■ **Aim of the task**
Work out how many lines in the listing below include the word "пункта"; answer with the number alone.

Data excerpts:
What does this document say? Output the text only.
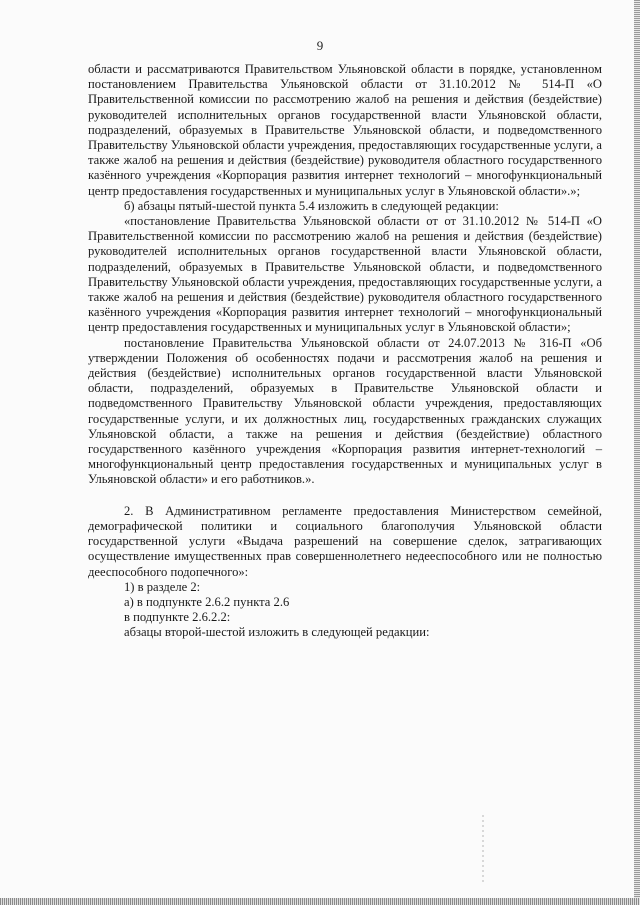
9

области и рассматриваются Правительством Ульяновской области в порядке, установленном постановлением Правительства Ульяновской области от 31.10.2012 № 514-П «О Правительственной комиссии по рассмотрению жалоб на решения и действия (бездействие) руководителей исполнительных органов государственной власти Ульяновской области, подразделений, образуемых в Правительстве Ульяновской области, и подведомственного Правительству Ульяновской области учреждения, предоставляющих государственные услуги, а также жалоб на решения и действия (бездействие) руководителя областного государственного казённого учреждения «Корпорация развития интернет технологий – многофункциональный центр предоставления государственных и муниципальных услуг в Ульяновской области».»;

б) абзацы пятый-шестой пункта 5.4 изложить в следующей редакции:

«постановление Правительства Ульяновской области от от 31.10.2012 № 514-П «О Правительственной комиссии по рассмотрению жалоб на решения и действия (бездействие) руководителей исполнительных органов государственной власти Ульяновской области, подразделений, образуемых в Правительстве Ульяновской области, и подведомственного Правительству Ульяновской области учреждения, предоставляющих государственные услуги, а также жалоб на решения и действия (бездействие) руководителя областного государственного казённого учреждения «Корпорация развития интернет технологий – многофункциональный центр предоставления государственных и муниципальных услуг в Ульяновской области»;

постановление Правительства Ульяновской области от 24.07.2013 № 316-П «Об утверждении Положения об особенностях подачи и рассмотрения жалоб на решения и действия (бездействие) исполнительных органов государственной власти Ульяновской области, подразделений, образуемых в Правительстве Ульяновской области и подведомственного Правительству Ульяновской области учреждения, предоставляющих государственные услуги, и их должностных лиц, государственных гражданских служащих Ульяновской области, а также на решения и действия (бездействие) областного государственного казённого учреждения «Корпорация развития интернет-технологий – многофункциональный центр предоставления государственных и муниципальных услуг в Ульяновской области» и его работников.».

2. В Административном регламенте предоставления Министерством семейной, демографической политики и социального благополучия Ульяновской области государственной услуги «Выдача разрешений на совершение сделок, затрагивающих осуществление имущественных прав совершеннолетнего недееспособного или не полностью дееспособного подопечного»:

1) в разделе 2:

а) в подпункте 2.6.2 пункта 2.6

в подпункте 2.6.2.2:

абзацы второй-шестой изложить в следующей редакции:
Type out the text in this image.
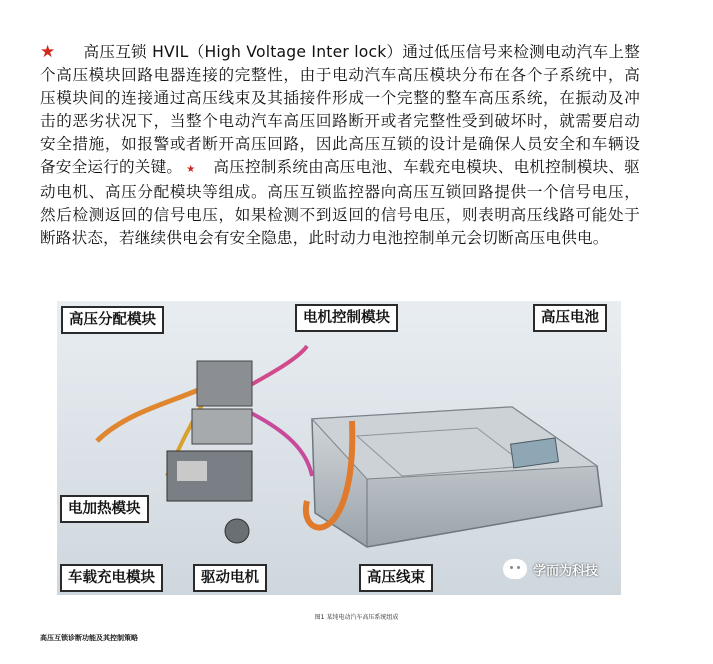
★ 高压互锁 HVIL（High Voltage Inter lock）通过低压信号来检测电动汽车上整个高压模块回路电器连接的完整性，由于电动汽车高压模块分布在各个子系统中，高压模块间的连接通过高压线束及其插接件形成一个完整的整车高压系统，在振动及冲击的恶劣状况下，当整个电动汽车高压回路断开或者完整性受到破坏时，就需要启动安全措施，如报警或者断开高压回路，因此高压互锁的设计是确保人员安全和车辆设备安全运行的关键。 ★ 高压控制系统由高压电池、车载充电模块、电机控制模块、驱动电机、高压分配模块等组成。高压互锁监控器向高压互锁回路提供一个信号电压，然后检测返回的信号电压，如果检测不到返回的信号电压，则表明高压线路可能处于断路状态，若继续供电会有安全隐患，此时动力电池控制单元会切断高压电供电。

高压分配模块	电机控制模块	高压电池
电加热模块
车载充电模块	驱动电机	高压线束	学而为科技

图1 某纯电动汽车高压系统组成

高压互锁诊断功能及其控制策略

■ **Problem solution**
2